RECORDS SUPPLIED:
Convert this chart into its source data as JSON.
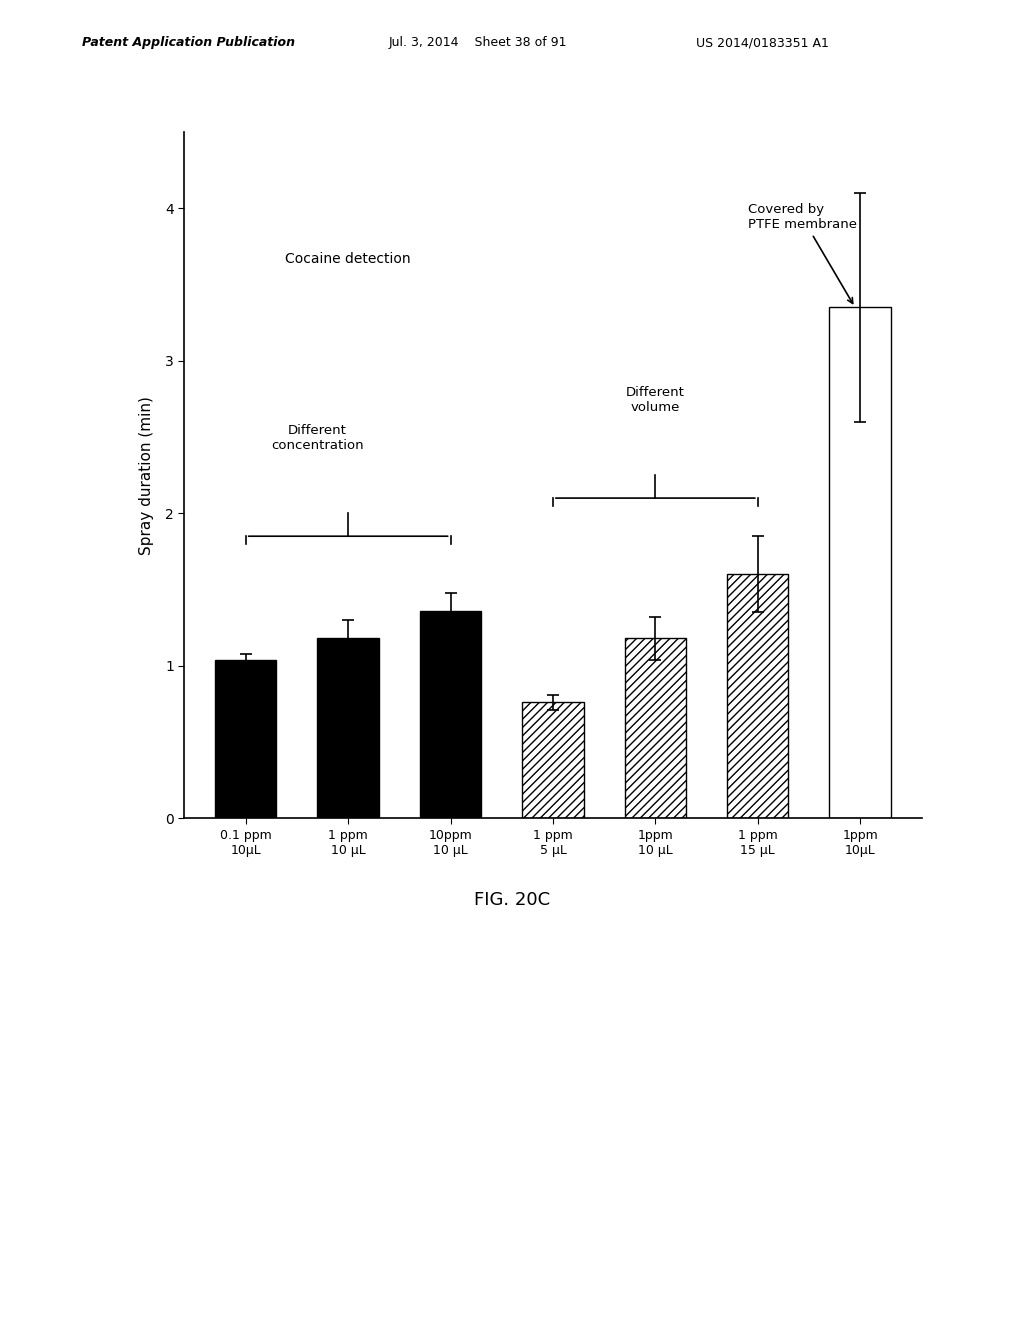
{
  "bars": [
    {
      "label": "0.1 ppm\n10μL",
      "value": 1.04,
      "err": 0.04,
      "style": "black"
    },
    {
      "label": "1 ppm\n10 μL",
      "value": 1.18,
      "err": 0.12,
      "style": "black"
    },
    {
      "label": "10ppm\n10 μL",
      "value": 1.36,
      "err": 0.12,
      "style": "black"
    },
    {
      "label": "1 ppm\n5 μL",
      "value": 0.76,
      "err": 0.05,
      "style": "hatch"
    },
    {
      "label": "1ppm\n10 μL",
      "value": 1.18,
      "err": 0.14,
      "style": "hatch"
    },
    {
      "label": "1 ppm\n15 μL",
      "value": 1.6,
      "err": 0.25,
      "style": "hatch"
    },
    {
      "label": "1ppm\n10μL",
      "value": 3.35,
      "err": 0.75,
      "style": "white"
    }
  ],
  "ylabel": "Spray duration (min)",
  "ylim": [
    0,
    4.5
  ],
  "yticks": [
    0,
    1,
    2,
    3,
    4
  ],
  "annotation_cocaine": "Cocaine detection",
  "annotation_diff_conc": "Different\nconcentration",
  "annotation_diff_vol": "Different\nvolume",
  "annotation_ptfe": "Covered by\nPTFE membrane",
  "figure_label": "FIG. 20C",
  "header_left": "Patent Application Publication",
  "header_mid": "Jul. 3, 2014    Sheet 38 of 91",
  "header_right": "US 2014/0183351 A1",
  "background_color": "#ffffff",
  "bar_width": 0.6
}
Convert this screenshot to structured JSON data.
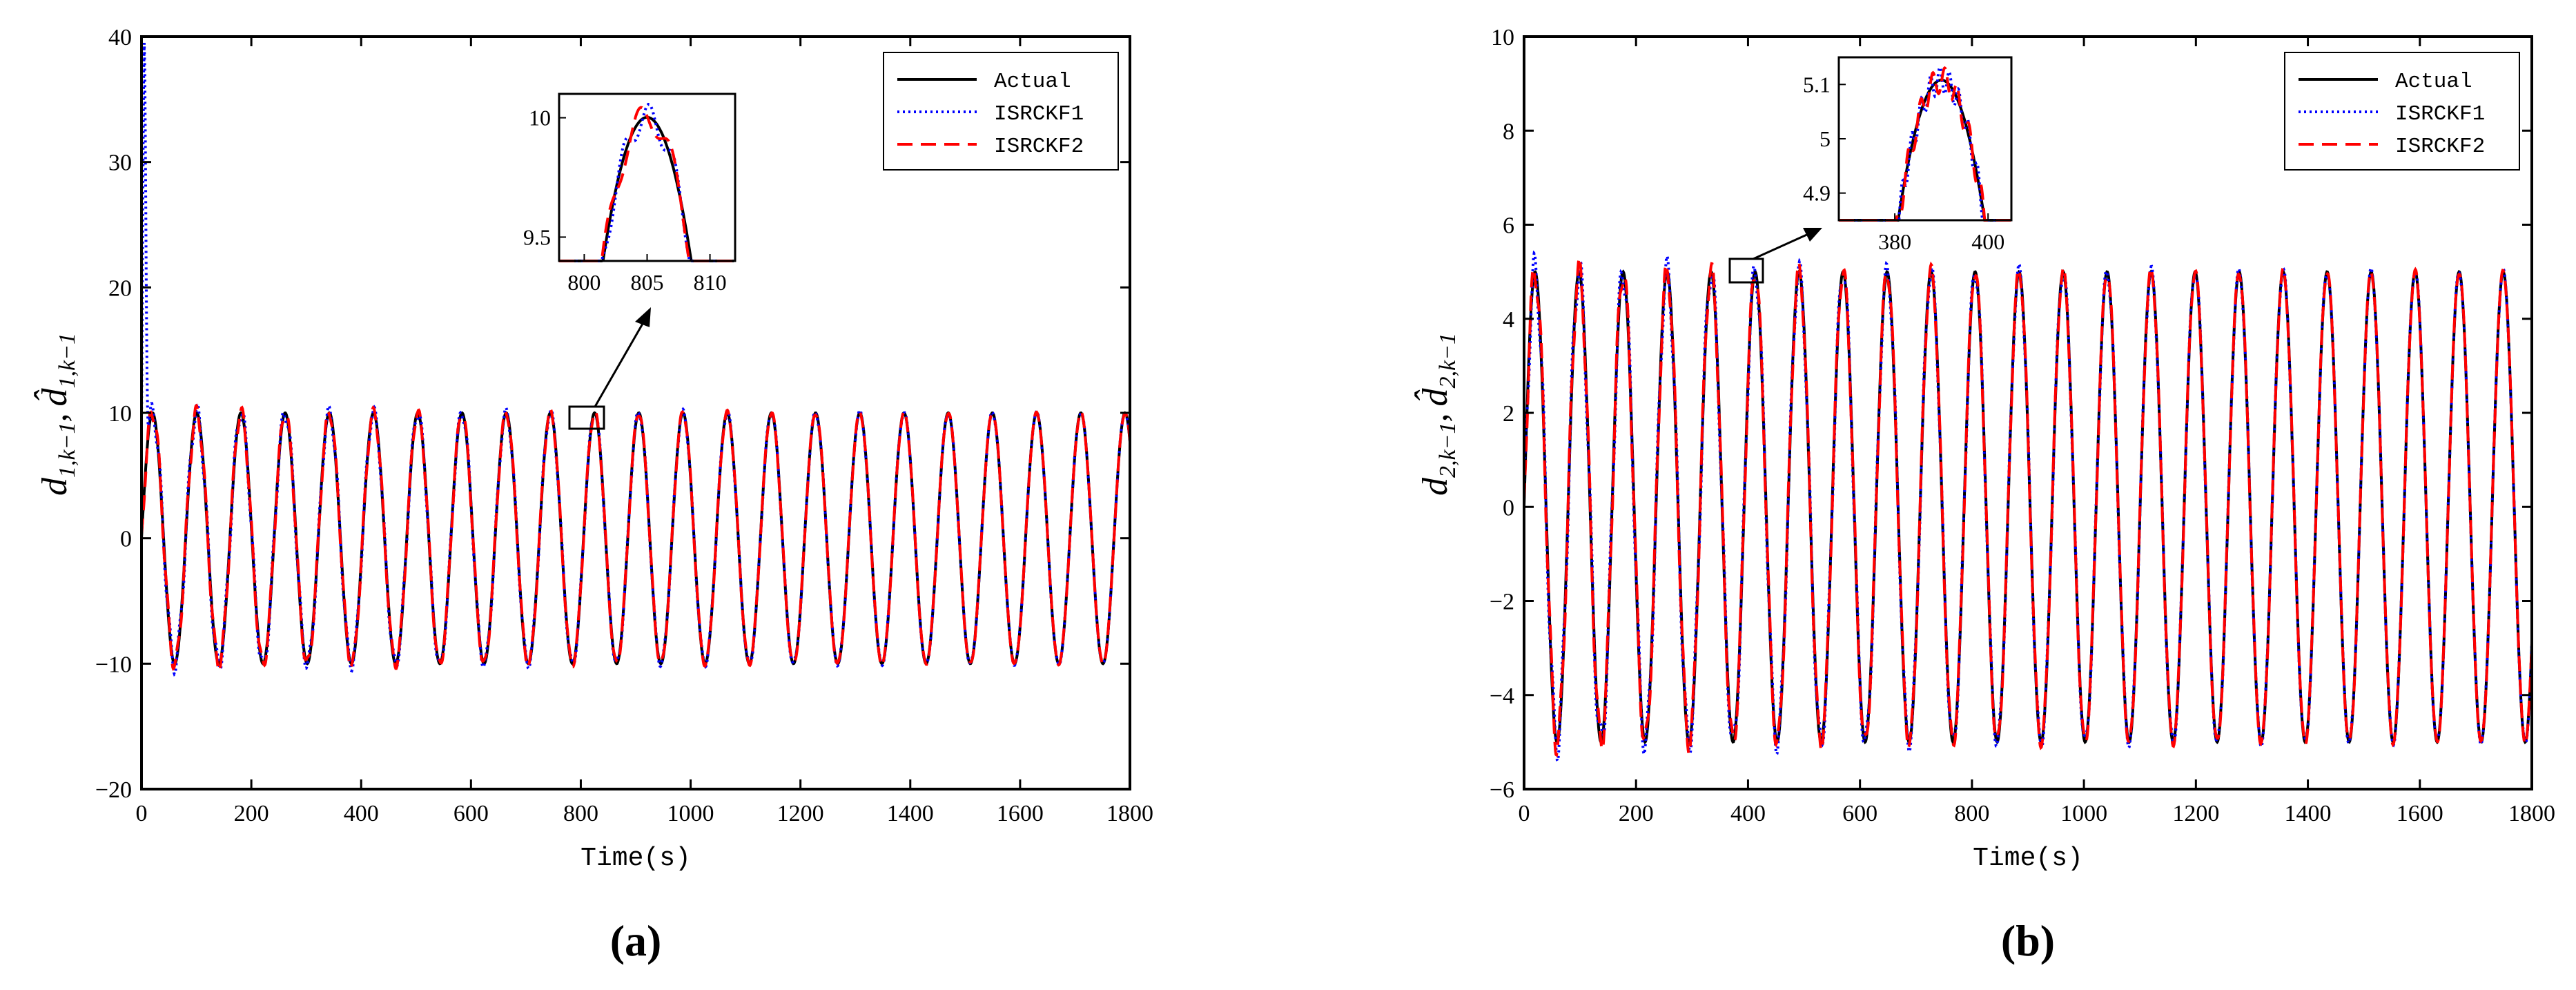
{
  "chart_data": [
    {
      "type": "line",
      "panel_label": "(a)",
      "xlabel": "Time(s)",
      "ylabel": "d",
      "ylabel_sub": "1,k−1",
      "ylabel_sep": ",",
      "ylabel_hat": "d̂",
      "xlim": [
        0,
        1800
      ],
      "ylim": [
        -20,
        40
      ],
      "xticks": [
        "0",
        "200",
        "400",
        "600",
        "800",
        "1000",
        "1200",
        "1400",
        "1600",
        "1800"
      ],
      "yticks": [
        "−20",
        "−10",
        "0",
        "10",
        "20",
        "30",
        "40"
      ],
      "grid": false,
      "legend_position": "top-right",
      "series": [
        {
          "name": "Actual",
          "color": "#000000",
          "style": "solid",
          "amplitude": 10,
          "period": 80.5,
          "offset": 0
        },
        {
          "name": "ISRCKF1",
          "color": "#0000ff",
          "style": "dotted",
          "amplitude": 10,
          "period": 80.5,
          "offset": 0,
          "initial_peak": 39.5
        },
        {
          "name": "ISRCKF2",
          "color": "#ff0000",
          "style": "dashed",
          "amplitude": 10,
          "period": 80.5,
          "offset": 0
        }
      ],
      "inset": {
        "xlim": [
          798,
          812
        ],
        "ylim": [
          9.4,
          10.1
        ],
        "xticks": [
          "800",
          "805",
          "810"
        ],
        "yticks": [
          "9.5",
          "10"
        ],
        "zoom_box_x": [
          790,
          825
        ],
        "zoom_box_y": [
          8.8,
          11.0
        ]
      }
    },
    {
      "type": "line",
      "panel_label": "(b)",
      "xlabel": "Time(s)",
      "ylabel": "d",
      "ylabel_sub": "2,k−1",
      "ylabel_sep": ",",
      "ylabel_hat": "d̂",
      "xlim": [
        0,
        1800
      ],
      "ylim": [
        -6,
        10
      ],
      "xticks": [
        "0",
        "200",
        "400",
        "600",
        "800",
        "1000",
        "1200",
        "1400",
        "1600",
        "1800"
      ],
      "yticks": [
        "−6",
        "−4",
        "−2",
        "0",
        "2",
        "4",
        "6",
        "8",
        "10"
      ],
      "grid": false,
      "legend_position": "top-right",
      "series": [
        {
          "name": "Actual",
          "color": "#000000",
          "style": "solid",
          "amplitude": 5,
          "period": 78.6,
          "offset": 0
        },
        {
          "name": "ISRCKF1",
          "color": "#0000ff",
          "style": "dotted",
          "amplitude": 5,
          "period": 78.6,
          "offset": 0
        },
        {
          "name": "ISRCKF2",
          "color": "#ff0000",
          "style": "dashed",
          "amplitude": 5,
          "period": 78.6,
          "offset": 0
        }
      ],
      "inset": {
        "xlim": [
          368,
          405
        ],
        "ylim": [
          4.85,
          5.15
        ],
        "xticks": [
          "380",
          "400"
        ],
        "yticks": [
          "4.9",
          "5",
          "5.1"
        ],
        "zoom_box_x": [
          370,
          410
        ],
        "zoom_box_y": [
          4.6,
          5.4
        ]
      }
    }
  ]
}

REQUIREMENTS: Quote every record above exactly, omitting any pictures they contain.

OUTPUT FOR THIS EXERCISE:
Convert this chart into its source data as JSON.
{
  "bars": [
    {
      "label": "0.1 ppm\n10μL",
      "value": 1.04,
      "err": 0.04,
      "style": "black"
    },
    {
      "label": "1 ppm\n10 μL",
      "value": 1.18,
      "err": 0.12,
      "style": "black"
    },
    {
      "label": "10ppm\n10 μL",
      "value": 1.36,
      "err": 0.12,
      "style": "black"
    },
    {
      "label": "1 ppm\n5 μL",
      "value": 0.76,
      "err": 0.05,
      "style": "hatch"
    },
    {
      "label": "1ppm\n10 μL",
      "value": 1.18,
      "err": 0.14,
      "style": "hatch"
    },
    {
      "label": "1 ppm\n15 μL",
      "value": 1.6,
      "err": 0.25,
      "style": "hatch"
    },
    {
      "label": "1ppm\n10μL",
      "value": 3.35,
      "err": 0.75,
      "style": "white"
    }
  ],
  "ylabel": "Spray duration (min)",
  "ylim": [
    0,
    4.5
  ],
  "yticks": [
    0,
    1,
    2,
    3,
    4
  ],
  "annotation_cocaine": "Cocaine detection",
  "annotation_diff_conc": "Different\nconcentration",
  "annotation_diff_vol": "Different\nvolume",
  "annotation_ptfe": "Covered by\nPTFE membrane",
  "figure_label": "FIG. 20C",
  "header_left": "Patent Application Publication",
  "header_mid": "Jul. 3, 2014    Sheet 38 of 91",
  "header_right": "US 2014/0183351 A1",
  "background_color": "#ffffff",
  "bar_width": 0.6
}
Convert this screenshot to structured JSON data.
{
  "chart_data": [
    {
      "type": "line",
      "panel_label": "(a)",
      "xlabel": "Time(s)",
      "ylabel": "d",
      "ylabel_sub": "1,k−1",
      "ylabel_sep": ",",
      "ylabel_hat": "d̂",
      "xlim": [
        0,
        1800
      ],
      "ylim": [
        -20,
        40
      ],
      "xticks": [
        "0",
        "200",
        "400",
        "600",
        "800",
        "1000",
        "1200",
        "1400",
        "1600",
        "1800"
      ],
      "yticks": [
        "−20",
        "−10",
        "0",
        "10",
        "20",
        "30",
        "40"
      ],
      "grid": false,
      "legend_position": "top-right",
      "series": [
        {
          "name": "Actual",
          "color": "#000000",
          "style": "solid",
          "amplitude": 10,
          "period": 80.5,
          "offset": 0
        },
        {
          "name": "ISRCKF1",
          "color": "#0000ff",
          "style": "dotted",
          "amplitude": 10,
          "period": 80.5,
          "offset": 0,
          "initial_peak": 39.5
        },
        {
          "name": "ISRCKF2",
          "color": "#ff0000",
          "style": "dashed",
          "amplitude": 10,
          "period": 80.5,
          "offset": 0
        }
      ],
      "inset": {
        "xlim": [
          798,
          812
        ],
        "ylim": [
          9.4,
          10.1
        ],
        "xticks": [
          "800",
          "805",
          "810"
        ],
        "yticks": [
          "9.5",
          "10"
        ],
        "zoom_box_x": [
          790,
          825
        ],
        "zoom_box_y": [
          8.8,
          11.0
        ]
      }
    },
    {
      "type": "line",
      "panel_label": "(b)",
      "xlabel": "Time(s)",
      "ylabel": "d",
      "ylabel_sub": "2,k−1",
      "ylabel_sep": ",",
      "ylabel_hat": "d̂",
      "xlim": [
        0,
        1800
      ],
      "ylim": [
        -6,
        10
      ],
      "xticks": [
        "0",
        "200",
        "400",
        "600",
        "800",
        "1000",
        "1200",
        "1400",
        "1600",
        "1800"
      ],
      "yticks": [
        "−6",
        "−4",
        "−2",
        "0",
        "2",
        "4",
        "6",
        "8",
        "10"
      ],
      "grid": false,
      "legend_position": "top-right",
      "series": [
        {
          "name": "Actual",
          "color": "#000000",
          "style": "solid",
          "amplitude": 5,
          "period": 78.6,
          "offset": 0
        },
        {
          "name": "ISRCKF1",
          "color": "#0000ff",
          "style": "dotted",
          "amplitude": 5,
          "period": 78.6,
          "offset": 0
        },
        {
          "name": "ISRCKF2",
          "color": "#ff0000",
          "style": "dashed",
          "amplitude": 5,
          "period": 78.6,
          "offset": 0
        }
      ],
      "inset": {
        "xlim": [
          368,
          405
        ],
        "ylim": [
          4.85,
          5.15
        ],
        "xticks": [
          "380",
          "400"
        ],
        "yticks": [
          "4.9",
          "5",
          "5.1"
        ],
        "zoom_box_x": [
          370,
          410
        ],
        "zoom_box_y": [
          4.6,
          5.4
        ]
      }
    }
  ]
}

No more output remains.